→ **Exercise instructions**: Reproduce all records verbatim.

→ **Material for this exercise**:
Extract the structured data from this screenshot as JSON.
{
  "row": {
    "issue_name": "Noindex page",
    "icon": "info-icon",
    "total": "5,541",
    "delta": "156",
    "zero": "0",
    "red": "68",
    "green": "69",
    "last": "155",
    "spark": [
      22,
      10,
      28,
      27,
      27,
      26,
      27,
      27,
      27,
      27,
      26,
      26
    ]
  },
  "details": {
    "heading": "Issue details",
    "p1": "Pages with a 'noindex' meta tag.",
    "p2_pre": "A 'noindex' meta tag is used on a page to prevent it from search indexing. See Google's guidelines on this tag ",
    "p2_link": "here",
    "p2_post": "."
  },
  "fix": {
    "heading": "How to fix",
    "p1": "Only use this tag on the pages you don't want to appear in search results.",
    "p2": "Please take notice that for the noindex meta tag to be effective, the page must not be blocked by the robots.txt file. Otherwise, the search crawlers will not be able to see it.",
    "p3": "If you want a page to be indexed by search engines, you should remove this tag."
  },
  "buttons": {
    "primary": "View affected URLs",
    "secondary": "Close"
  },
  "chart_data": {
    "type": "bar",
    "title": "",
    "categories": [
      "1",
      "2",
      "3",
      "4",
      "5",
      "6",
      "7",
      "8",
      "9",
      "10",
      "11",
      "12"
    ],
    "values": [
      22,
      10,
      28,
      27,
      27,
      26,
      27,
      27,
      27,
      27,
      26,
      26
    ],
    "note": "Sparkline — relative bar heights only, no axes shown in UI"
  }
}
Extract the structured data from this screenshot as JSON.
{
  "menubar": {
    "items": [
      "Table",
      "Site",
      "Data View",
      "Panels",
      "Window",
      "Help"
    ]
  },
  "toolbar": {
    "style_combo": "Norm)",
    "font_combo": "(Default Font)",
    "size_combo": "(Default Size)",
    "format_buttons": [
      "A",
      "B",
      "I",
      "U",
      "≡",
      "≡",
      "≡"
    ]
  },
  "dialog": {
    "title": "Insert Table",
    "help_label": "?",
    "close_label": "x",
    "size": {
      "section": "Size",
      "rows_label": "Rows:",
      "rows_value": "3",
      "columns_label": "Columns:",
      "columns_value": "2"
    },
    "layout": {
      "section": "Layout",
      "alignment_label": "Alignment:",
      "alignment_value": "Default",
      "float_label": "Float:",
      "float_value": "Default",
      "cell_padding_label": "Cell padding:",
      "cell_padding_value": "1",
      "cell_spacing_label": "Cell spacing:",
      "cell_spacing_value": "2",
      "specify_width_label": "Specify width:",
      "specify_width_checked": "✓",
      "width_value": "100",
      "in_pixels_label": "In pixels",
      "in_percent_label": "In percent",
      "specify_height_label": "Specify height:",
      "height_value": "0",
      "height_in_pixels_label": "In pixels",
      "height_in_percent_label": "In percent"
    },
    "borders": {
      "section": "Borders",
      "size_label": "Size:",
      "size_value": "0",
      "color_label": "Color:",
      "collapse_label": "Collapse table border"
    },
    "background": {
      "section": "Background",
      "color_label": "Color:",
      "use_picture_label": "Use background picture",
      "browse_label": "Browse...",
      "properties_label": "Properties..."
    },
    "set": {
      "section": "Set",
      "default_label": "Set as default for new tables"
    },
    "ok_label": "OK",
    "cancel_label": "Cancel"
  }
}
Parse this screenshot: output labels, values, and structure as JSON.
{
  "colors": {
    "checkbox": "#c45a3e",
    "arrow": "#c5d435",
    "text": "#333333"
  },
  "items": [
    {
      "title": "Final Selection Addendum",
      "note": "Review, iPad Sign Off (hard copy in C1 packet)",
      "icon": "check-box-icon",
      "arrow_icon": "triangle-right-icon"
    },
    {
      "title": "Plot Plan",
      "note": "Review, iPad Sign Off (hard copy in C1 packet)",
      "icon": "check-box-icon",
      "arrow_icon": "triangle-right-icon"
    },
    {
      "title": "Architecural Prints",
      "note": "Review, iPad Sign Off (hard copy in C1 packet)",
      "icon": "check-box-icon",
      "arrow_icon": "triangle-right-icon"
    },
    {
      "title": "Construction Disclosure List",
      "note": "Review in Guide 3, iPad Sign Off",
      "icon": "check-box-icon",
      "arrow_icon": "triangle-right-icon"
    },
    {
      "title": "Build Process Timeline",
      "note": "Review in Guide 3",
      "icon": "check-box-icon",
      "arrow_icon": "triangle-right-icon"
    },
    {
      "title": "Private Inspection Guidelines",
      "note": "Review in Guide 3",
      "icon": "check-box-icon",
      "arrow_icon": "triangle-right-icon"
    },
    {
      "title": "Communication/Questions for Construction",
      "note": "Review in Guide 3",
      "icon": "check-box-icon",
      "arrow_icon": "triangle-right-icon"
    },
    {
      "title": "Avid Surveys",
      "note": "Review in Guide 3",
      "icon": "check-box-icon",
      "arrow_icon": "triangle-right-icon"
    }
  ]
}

→ **Exercise solution**:
Extract the structured data from this screenshot as JSON.
{
  "row": {
    "issue_name": "Noindex page",
    "icon": "info-icon",
    "total": "5,541",
    "delta": "156",
    "zero": "0",
    "red": "68",
    "green": "69",
    "last": "155",
    "spark": [
      22,
      10,
      28,
      27,
      27,
      26,
      27,
      27,
      27,
      27,
      26,
      26
    ]
  },
  "details": {
    "heading": "Issue details",
    "p1": "Pages with a 'noindex' meta tag.",
    "p2_pre": "A 'noindex' meta tag is used on a page to prevent it from search indexing. See Google's guidelines on this tag ",
    "p2_link": "here",
    "p2_post": "."
  },
  "fix": {
    "heading": "How to fix",
    "p1": "Only use this tag on the pages you don't want to appear in search results.",
    "p2": "Please take notice that for the noindex meta tag to be effective, the page must not be blocked by the robots.txt file. Otherwise, the search crawlers will not be able to see it.",
    "p3": "If you want a page to be indexed by search engines, you should remove this tag."
  },
  "buttons": {
    "primary": "View affected URLs",
    "secondary": "Close"
  },
  "chart_data": {
    "type": "bar",
    "title": "",
    "categories": [
      "1",
      "2",
      "3",
      "4",
      "5",
      "6",
      "7",
      "8",
      "9",
      "10",
      "11",
      "12"
    ],
    "values": [
      22,
      10,
      28,
      27,
      27,
      26,
      27,
      27,
      27,
      27,
      26,
      26
    ],
    "note": "Sparkline — relative bar heights only, no axes shown in UI"
  }
}
Extract the structured data from this screenshot as JSON.
{
  "menubar": {
    "items": [
      "Table",
      "Site",
      "Data View",
      "Panels",
      "Window",
      "Help"
    ]
  },
  "toolbar": {
    "style_combo": "Norm)",
    "font_combo": "(Default Font)",
    "size_combo": "(Default Size)",
    "format_buttons": [
      "A",
      "B",
      "I",
      "U",
      "≡",
      "≡",
      "≡"
    ]
  },
  "dialog": {
    "title": "Insert Table",
    "help_label": "?",
    "close_label": "x",
    "size": {
      "section": "Size",
      "rows_label": "Rows:",
      "rows_value": "3",
      "columns_label": "Columns:",
      "columns_value": "2"
    },
    "layout": {
      "section": "Layout",
      "alignment_label": "Alignment:",
      "alignment_value": "Default",
      "float_label": "Float:",
      "float_value": "Default",
      "cell_padding_label": "Cell padding:",
      "cell_padding_value": "1",
      "cell_spacing_label": "Cell spacing:",
      "cell_spacing_value": "2",
      "specify_width_label": "Specify width:",
      "specify_width_checked": "✓",
      "width_value": "100",
      "in_pixels_label": "In pixels",
      "in_percent_label": "In percent",
      "specify_height_label": "Specify height:",
      "height_value": "0",
      "height_in_pixels_label": "In pixels",
      "height_in_percent_label": "In percent"
    },
    "borders": {
      "section": "Borders",
      "size_label": "Size:",
      "size_value": "0",
      "color_label": "Color:",
      "collapse_label": "Collapse table border"
    },
    "background": {
      "section": "Background",
      "color_label": "Color:",
      "use_picture_label": "Use background picture",
      "browse_label": "Browse...",
      "properties_label": "Properties..."
    },
    "set": {
      "section": "Set",
      "default_label": "Set as default for new tables"
    },
    "ok_label": "OK",
    "cancel_label": "Cancel"
  }
}
Parse this screenshot: output labels, values, and structure as JSON.
{
  "colors": {
    "checkbox": "#c45a3e",
    "arrow": "#c5d435",
    "text": "#333333"
  },
  "items": [
    {
      "title": "Final Selection Addendum",
      "note": "Review, iPad Sign Off (hard copy in C1 packet)",
      "icon": "check-box-icon",
      "arrow_icon": "triangle-right-icon"
    },
    {
      "title": "Plot Plan",
      "note": "Review, iPad Sign Off (hard copy in C1 packet)",
      "icon": "check-box-icon",
      "arrow_icon": "triangle-right-icon"
    },
    {
      "title": "Architecural Prints",
      "note": "Review, iPad Sign Off (hard copy in C1 packet)",
      "icon": "check-box-icon",
      "arrow_icon": "triangle-right-icon"
    },
    {
      "title": "Construction Disclosure List",
      "note": "Review in Guide 3, iPad Sign Off",
      "icon": "check-box-icon",
      "arrow_icon": "triangle-right-icon"
    },
    {
      "title": "Build Process Timeline",
      "note": "Review in Guide 3",
      "icon": "check-box-icon",
      "arrow_icon": "triangle-right-icon"
    },
    {
      "title": "Private Inspection Guidelines",
      "note": "Review in Guide 3",
      "icon": "check-box-icon",
      "arrow_icon": "triangle-right-icon"
    },
    {
      "title": "Communication/Questions for Construction",
      "note": "Review in Guide 3",
      "icon": "check-box-icon",
      "arrow_icon": "triangle-right-icon"
    },
    {
      "title": "Avid Surveys",
      "note": "Review in Guide 3",
      "icon": "check-box-icon",
      "arrow_icon": "triangle-right-icon"
    }
  ]
}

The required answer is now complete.